## begin

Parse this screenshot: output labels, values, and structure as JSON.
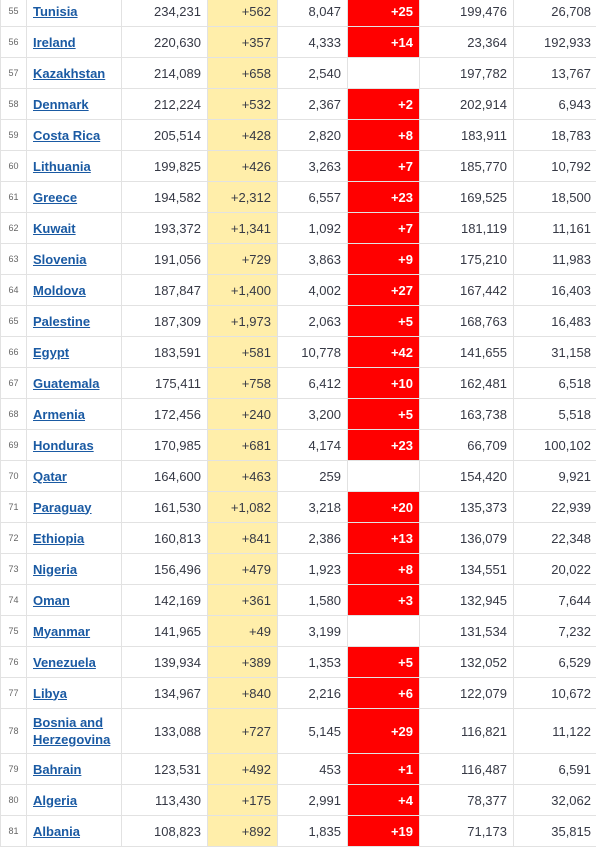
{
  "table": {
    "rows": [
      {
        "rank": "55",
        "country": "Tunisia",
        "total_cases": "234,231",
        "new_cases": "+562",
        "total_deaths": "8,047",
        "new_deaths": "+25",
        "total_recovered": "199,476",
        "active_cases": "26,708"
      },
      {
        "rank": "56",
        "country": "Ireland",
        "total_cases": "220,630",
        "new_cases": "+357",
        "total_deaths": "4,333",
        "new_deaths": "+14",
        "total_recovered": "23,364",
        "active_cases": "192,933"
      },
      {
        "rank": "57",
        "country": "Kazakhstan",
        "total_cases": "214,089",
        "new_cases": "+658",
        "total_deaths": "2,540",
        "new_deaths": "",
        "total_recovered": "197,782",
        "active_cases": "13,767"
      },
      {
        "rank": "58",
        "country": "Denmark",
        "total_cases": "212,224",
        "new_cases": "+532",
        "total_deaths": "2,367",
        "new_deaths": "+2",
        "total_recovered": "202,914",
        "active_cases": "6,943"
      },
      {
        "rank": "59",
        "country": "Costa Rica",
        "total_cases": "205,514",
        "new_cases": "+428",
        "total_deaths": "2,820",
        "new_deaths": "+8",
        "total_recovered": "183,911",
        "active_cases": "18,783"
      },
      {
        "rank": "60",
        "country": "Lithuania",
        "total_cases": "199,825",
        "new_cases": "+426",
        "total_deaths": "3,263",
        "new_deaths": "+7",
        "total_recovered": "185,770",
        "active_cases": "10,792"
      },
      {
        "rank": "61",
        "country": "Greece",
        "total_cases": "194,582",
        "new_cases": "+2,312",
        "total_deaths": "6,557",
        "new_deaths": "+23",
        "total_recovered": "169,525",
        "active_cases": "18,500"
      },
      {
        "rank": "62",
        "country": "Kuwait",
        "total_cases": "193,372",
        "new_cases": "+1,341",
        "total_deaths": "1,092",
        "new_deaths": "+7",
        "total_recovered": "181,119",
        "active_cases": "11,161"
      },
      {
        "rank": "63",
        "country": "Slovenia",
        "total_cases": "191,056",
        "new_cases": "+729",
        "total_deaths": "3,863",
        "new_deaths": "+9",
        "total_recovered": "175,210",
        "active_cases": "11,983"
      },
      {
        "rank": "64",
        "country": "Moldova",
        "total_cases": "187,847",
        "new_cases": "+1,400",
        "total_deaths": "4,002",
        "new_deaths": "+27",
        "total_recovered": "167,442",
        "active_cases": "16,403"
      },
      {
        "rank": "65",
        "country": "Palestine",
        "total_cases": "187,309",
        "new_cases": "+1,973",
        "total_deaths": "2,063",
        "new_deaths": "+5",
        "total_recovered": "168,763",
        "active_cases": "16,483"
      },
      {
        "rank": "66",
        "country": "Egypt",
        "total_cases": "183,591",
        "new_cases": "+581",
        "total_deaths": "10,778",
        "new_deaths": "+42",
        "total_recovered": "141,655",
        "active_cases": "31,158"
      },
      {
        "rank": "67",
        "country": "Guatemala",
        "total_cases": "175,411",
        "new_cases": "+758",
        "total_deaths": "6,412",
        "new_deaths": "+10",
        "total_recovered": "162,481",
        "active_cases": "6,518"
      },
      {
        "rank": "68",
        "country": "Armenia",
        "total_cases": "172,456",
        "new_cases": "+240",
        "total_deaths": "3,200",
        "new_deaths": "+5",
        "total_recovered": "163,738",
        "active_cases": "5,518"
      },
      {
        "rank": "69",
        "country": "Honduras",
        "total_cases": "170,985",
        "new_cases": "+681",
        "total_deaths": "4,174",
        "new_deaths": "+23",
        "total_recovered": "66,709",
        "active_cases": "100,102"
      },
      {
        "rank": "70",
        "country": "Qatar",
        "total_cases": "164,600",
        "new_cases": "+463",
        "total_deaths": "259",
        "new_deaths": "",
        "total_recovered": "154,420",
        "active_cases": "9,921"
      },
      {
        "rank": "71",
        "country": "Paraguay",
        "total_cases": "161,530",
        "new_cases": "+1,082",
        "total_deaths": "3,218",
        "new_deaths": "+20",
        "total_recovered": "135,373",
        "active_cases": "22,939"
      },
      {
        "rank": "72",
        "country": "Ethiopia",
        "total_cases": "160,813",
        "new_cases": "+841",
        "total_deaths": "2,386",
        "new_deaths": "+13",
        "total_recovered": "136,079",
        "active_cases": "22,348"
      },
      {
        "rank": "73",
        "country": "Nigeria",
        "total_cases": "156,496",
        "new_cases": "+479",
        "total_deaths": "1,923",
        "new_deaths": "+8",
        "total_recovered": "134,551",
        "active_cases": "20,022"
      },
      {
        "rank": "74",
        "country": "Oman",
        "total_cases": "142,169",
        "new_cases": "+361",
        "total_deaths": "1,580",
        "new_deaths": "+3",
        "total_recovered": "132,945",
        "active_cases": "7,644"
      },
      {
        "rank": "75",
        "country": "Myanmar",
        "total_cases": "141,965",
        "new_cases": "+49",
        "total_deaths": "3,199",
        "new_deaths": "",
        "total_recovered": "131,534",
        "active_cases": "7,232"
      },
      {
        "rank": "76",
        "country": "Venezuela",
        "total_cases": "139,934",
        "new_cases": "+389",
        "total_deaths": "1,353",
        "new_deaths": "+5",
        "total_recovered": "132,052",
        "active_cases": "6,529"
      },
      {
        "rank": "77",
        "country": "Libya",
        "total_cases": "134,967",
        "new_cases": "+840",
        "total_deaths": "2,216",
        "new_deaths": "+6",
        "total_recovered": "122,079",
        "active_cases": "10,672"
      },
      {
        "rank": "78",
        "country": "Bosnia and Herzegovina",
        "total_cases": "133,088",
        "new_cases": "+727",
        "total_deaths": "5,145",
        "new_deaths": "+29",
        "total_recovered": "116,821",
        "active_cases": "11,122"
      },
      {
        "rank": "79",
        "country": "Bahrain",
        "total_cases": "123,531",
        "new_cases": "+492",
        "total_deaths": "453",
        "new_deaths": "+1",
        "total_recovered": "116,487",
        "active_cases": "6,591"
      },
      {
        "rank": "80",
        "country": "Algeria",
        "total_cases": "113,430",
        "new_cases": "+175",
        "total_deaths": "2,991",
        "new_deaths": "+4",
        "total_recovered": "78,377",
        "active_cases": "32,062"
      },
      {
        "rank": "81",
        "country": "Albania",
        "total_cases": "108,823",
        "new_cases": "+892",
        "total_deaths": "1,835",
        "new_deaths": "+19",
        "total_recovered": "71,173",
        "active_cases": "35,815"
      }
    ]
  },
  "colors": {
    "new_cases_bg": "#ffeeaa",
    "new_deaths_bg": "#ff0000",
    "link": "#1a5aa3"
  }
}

## end

**What needs to be done:** Reproduce all of the material above word for word. Omit the pictures.

**Output of the exercise:**
Parse this screenshot: output labels, values, and structure as JSON.
{
  "table": {
    "rows": [
      {
        "rank": "55",
        "country": "Tunisia",
        "total_cases": "234,231",
        "new_cases": "+562",
        "total_deaths": "8,047",
        "new_deaths": "+25",
        "total_recovered": "199,476",
        "active_cases": "26,708"
      },
      {
        "rank": "56",
        "country": "Ireland",
        "total_cases": "220,630",
        "new_cases": "+357",
        "total_deaths": "4,333",
        "new_deaths": "+14",
        "total_recovered": "23,364",
        "active_cases": "192,933"
      },
      {
        "rank": "57",
        "country": "Kazakhstan",
        "total_cases": "214,089",
        "new_cases": "+658",
        "total_deaths": "2,540",
        "new_deaths": "",
        "total_recovered": "197,782",
        "active_cases": "13,767"
      },
      {
        "rank": "58",
        "country": "Denmark",
        "total_cases": "212,224",
        "new_cases": "+532",
        "total_deaths": "2,367",
        "new_deaths": "+2",
        "total_recovered": "202,914",
        "active_cases": "6,943"
      },
      {
        "rank": "59",
        "country": "Costa Rica",
        "total_cases": "205,514",
        "new_cases": "+428",
        "total_deaths": "2,820",
        "new_deaths": "+8",
        "total_recovered": "183,911",
        "active_cases": "18,783"
      },
      {
        "rank": "60",
        "country": "Lithuania",
        "total_cases": "199,825",
        "new_cases": "+426",
        "total_deaths": "3,263",
        "new_deaths": "+7",
        "total_recovered": "185,770",
        "active_cases": "10,792"
      },
      {
        "rank": "61",
        "country": "Greece",
        "total_cases": "194,582",
        "new_cases": "+2,312",
        "total_deaths": "6,557",
        "new_deaths": "+23",
        "total_recovered": "169,525",
        "active_cases": "18,500"
      },
      {
        "rank": "62",
        "country": "Kuwait",
        "total_cases": "193,372",
        "new_cases": "+1,341",
        "total_deaths": "1,092",
        "new_deaths": "+7",
        "total_recovered": "181,119",
        "active_cases": "11,161"
      },
      {
        "rank": "63",
        "country": "Slovenia",
        "total_cases": "191,056",
        "new_cases": "+729",
        "total_deaths": "3,863",
        "new_deaths": "+9",
        "total_recovered": "175,210",
        "active_cases": "11,983"
      },
      {
        "rank": "64",
        "country": "Moldova",
        "total_cases": "187,847",
        "new_cases": "+1,400",
        "total_deaths": "4,002",
        "new_deaths": "+27",
        "total_recovered": "167,442",
        "active_cases": "16,403"
      },
      {
        "rank": "65",
        "country": "Palestine",
        "total_cases": "187,309",
        "new_cases": "+1,973",
        "total_deaths": "2,063",
        "new_deaths": "+5",
        "total_recovered": "168,763",
        "active_cases": "16,483"
      },
      {
        "rank": "66",
        "country": "Egypt",
        "total_cases": "183,591",
        "new_cases": "+581",
        "total_deaths": "10,778",
        "new_deaths": "+42",
        "total_recovered": "141,655",
        "active_cases": "31,158"
      },
      {
        "rank": "67",
        "country": "Guatemala",
        "total_cases": "175,411",
        "new_cases": "+758",
        "total_deaths": "6,412",
        "new_deaths": "+10",
        "total_recovered": "162,481",
        "active_cases": "6,518"
      },
      {
        "rank": "68",
        "country": "Armenia",
        "total_cases": "172,456",
        "new_cases": "+240",
        "total_deaths": "3,200",
        "new_deaths": "+5",
        "total_recovered": "163,738",
        "active_cases": "5,518"
      },
      {
        "rank": "69",
        "country": "Honduras",
        "total_cases": "170,985",
        "new_cases": "+681",
        "total_deaths": "4,174",
        "new_deaths": "+23",
        "total_recovered": "66,709",
        "active_cases": "100,102"
      },
      {
        "rank": "70",
        "country": "Qatar",
        "total_cases": "164,600",
        "new_cases": "+463",
        "total_deaths": "259",
        "new_deaths": "",
        "total_recovered": "154,420",
        "active_cases": "9,921"
      },
      {
        "rank": "71",
        "country": "Paraguay",
        "total_cases": "161,530",
        "new_cases": "+1,082",
        "total_deaths": "3,218",
        "new_deaths": "+20",
        "total_recovered": "135,373",
        "active_cases": "22,939"
      },
      {
        "rank": "72",
        "country": "Ethiopia",
        "total_cases": "160,813",
        "new_cases": "+841",
        "total_deaths": "2,386",
        "new_deaths": "+13",
        "total_recovered": "136,079",
        "active_cases": "22,348"
      },
      {
        "rank": "73",
        "country": "Nigeria",
        "total_cases": "156,496",
        "new_cases": "+479",
        "total_deaths": "1,923",
        "new_deaths": "+8",
        "total_recovered": "134,551",
        "active_cases": "20,022"
      },
      {
        "rank": "74",
        "country": "Oman",
        "total_cases": "142,169",
        "new_cases": "+361",
        "total_deaths": "1,580",
        "new_deaths": "+3",
        "total_recovered": "132,945",
        "active_cases": "7,644"
      },
      {
        "rank": "75",
        "country": "Myanmar",
        "total_cases": "141,965",
        "new_cases": "+49",
        "total_deaths": "3,199",
        "new_deaths": "",
        "total_recovered": "131,534",
        "active_cases": "7,232"
      },
      {
        "rank": "76",
        "country": "Venezuela",
        "total_cases": "139,934",
        "new_cases": "+389",
        "total_deaths": "1,353",
        "new_deaths": "+5",
        "total_recovered": "132,052",
        "active_cases": "6,529"
      },
      {
        "rank": "77",
        "country": "Libya",
        "total_cases": "134,967",
        "new_cases": "+840",
        "total_deaths": "2,216",
        "new_deaths": "+6",
        "total_recovered": "122,079",
        "active_cases": "10,672"
      },
      {
        "rank": "78",
        "country": "Bosnia and Herzegovina",
        "total_cases": "133,088",
        "new_cases": "+727",
        "total_deaths": "5,145",
        "new_deaths": "+29",
        "total_recovered": "116,821",
        "active_cases": "11,122"
      },
      {
        "rank": "79",
        "country": "Bahrain",
        "total_cases": "123,531",
        "new_cases": "+492",
        "total_deaths": "453",
        "new_deaths": "+1",
        "total_recovered": "116,487",
        "active_cases": "6,591"
      },
      {
        "rank": "80",
        "country": "Algeria",
        "total_cases": "113,430",
        "new_cases": "+175",
        "total_deaths": "2,991",
        "new_deaths": "+4",
        "total_recovered": "78,377",
        "active_cases": "32,062"
      },
      {
        "rank": "81",
        "country": "Albania",
        "total_cases": "108,823",
        "new_cases": "+892",
        "total_deaths": "1,835",
        "new_deaths": "+19",
        "total_recovered": "71,173",
        "active_cases": "35,815"
      }
    ]
  },
  "colors": {
    "new_cases_bg": "#ffeeaa",
    "new_deaths_bg": "#ff0000",
    "link": "#1a5aa3"
  }
}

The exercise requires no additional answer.